AIM> Copy each line holding the string "figures".

DATA SHOWN>
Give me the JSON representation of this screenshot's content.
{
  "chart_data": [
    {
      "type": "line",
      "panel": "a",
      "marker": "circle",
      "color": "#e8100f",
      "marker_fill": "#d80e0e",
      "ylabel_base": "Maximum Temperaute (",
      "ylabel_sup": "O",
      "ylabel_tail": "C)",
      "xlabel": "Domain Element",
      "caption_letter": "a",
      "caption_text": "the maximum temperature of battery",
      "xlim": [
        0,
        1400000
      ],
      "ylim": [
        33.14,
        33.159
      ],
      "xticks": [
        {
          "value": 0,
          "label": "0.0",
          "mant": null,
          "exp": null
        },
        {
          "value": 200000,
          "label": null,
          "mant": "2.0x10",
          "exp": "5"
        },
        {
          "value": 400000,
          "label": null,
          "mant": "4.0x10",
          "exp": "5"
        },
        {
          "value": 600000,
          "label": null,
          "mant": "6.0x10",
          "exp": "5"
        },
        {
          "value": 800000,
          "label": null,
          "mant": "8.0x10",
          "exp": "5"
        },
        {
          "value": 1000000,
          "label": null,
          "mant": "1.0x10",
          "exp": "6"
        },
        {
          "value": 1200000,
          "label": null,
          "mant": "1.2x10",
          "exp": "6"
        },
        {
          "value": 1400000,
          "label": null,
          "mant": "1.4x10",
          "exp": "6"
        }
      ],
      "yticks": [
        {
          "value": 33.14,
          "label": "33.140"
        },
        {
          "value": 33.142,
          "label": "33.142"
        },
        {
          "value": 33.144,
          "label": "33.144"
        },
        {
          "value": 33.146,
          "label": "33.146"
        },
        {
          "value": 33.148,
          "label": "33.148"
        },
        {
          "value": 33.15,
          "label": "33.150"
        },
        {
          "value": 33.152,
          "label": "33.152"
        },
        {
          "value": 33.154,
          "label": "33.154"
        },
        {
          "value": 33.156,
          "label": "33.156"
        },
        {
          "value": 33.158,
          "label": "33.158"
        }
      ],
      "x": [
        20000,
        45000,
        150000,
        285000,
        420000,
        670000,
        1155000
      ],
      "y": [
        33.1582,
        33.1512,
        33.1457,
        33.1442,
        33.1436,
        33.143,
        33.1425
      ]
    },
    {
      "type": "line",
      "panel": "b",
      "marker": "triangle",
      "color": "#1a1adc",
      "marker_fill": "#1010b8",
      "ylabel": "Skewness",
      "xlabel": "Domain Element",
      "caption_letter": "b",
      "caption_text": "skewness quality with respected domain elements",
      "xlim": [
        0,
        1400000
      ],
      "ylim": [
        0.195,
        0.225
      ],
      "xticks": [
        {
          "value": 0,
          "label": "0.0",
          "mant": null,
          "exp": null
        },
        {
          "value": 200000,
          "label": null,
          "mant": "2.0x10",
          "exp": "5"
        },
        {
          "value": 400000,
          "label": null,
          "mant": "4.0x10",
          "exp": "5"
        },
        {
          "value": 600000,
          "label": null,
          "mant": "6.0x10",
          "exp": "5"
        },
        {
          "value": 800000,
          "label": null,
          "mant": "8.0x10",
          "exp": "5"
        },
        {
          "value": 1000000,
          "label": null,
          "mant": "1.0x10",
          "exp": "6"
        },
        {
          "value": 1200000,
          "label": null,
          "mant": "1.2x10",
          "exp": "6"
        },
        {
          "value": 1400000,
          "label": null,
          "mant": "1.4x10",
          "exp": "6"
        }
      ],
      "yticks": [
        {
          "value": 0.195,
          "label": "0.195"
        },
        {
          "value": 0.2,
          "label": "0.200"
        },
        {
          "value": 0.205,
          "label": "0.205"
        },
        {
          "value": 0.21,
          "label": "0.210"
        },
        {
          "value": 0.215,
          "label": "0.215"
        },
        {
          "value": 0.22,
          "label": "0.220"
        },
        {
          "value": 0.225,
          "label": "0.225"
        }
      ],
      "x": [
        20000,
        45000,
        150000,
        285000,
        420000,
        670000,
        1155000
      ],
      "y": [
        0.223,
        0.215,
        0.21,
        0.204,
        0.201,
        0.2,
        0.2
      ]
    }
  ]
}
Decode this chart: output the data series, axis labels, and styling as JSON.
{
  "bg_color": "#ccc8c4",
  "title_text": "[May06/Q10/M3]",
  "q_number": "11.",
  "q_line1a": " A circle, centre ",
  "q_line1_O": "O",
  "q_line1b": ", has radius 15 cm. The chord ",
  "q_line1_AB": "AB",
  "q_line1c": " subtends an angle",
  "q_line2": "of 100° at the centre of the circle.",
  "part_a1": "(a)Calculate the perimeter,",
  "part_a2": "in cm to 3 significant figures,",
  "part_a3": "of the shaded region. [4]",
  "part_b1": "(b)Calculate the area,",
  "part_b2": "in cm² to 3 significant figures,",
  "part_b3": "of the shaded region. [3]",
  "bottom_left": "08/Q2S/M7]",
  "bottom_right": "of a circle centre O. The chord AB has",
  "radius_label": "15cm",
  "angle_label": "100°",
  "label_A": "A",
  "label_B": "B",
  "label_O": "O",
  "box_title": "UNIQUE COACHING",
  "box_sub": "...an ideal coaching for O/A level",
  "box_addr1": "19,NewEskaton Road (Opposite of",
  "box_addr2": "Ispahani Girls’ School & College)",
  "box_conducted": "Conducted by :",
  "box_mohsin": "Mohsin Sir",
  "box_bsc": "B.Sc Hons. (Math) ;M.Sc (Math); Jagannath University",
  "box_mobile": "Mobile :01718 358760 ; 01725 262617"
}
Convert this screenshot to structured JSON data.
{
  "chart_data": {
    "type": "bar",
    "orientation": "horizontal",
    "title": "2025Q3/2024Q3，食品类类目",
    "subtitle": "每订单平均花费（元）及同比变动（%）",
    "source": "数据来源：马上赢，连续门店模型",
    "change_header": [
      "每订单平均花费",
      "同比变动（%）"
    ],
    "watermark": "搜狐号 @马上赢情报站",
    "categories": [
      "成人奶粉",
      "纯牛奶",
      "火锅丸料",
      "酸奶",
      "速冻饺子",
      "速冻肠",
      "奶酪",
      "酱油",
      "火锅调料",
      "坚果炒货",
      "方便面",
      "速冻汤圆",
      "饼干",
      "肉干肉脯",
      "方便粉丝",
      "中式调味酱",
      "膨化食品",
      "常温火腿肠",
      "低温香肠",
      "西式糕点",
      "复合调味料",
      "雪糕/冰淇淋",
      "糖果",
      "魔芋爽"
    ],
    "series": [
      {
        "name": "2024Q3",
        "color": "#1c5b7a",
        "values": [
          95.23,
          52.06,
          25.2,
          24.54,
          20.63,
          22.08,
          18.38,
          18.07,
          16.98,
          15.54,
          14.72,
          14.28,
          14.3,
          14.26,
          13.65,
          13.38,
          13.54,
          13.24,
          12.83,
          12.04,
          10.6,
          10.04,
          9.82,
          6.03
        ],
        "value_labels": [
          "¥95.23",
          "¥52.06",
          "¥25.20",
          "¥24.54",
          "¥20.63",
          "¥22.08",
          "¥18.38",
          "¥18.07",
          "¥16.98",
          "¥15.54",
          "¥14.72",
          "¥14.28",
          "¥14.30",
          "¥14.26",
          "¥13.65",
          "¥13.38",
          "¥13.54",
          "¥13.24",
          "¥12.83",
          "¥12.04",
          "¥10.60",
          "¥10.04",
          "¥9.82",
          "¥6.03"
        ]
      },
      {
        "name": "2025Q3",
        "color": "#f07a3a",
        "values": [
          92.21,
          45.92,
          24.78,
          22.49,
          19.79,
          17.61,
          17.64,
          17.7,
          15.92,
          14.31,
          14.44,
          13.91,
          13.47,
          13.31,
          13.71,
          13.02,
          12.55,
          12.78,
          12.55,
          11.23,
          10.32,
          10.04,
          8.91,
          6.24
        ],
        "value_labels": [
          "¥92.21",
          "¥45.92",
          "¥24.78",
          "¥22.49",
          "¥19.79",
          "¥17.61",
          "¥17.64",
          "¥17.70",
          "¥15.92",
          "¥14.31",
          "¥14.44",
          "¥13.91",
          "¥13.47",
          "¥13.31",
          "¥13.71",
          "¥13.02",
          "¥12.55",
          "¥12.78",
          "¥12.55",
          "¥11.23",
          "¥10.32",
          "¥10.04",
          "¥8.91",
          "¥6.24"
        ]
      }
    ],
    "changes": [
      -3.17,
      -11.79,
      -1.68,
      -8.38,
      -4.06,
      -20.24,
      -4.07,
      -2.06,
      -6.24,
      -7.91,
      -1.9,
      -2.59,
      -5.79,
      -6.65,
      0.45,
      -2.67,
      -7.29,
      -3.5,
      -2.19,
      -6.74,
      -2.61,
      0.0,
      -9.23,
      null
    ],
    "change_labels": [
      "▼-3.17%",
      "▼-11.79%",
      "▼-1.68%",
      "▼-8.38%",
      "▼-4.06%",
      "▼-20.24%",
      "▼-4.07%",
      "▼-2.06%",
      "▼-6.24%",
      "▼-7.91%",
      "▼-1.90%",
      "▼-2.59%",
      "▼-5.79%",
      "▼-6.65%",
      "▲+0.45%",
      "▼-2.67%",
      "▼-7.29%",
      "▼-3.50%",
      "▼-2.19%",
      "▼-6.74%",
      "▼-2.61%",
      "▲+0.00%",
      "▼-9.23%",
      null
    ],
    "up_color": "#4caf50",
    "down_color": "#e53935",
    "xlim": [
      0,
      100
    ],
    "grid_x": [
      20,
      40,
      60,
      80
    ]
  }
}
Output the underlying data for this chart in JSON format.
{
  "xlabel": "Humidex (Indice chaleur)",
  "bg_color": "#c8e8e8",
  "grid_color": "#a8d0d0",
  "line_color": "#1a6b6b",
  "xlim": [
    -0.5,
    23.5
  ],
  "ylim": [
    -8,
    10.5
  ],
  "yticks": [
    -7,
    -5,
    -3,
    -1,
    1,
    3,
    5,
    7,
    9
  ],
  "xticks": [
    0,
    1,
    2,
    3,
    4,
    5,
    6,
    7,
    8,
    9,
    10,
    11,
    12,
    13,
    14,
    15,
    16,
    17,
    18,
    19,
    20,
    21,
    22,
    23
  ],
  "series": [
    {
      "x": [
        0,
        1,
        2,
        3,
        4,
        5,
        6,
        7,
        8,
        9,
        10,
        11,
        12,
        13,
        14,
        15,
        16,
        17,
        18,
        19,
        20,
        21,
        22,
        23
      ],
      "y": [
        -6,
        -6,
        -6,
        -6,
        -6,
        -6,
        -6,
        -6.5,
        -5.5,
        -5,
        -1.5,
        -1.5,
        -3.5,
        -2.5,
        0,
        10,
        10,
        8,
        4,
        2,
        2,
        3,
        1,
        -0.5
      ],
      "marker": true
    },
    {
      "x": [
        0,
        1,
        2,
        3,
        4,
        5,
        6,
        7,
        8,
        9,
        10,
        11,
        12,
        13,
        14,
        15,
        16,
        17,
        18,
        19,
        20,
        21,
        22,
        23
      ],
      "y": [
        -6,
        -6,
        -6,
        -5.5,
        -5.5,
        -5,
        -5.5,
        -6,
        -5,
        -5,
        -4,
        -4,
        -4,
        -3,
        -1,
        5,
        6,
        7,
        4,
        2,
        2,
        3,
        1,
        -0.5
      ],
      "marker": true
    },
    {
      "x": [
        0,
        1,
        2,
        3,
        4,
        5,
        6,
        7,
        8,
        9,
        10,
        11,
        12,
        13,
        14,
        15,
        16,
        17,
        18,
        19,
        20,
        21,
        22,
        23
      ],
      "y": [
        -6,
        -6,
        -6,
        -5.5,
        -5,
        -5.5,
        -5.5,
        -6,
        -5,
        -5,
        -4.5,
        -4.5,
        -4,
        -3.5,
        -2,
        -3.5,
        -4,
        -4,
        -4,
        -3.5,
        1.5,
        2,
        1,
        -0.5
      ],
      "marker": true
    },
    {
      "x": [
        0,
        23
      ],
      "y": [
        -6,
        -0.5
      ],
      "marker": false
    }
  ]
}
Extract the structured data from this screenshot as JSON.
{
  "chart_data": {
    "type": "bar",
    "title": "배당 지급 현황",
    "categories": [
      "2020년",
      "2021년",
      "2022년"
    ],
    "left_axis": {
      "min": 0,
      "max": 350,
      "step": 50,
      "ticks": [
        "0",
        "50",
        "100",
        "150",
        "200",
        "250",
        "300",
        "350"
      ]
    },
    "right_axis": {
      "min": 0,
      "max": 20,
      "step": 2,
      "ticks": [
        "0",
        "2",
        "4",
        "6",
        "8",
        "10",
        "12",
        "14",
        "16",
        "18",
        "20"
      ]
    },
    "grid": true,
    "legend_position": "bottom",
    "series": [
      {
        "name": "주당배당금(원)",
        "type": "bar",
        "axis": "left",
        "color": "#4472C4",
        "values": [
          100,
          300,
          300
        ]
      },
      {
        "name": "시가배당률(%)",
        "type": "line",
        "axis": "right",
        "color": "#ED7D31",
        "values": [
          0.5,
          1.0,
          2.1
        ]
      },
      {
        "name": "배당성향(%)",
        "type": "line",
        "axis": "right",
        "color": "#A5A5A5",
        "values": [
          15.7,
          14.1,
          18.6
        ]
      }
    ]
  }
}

CORRECT RESULT>
  "part_a2": "in cm to 3 significant figures,",
  "part_b2": "in cm² to 3 significant figures,",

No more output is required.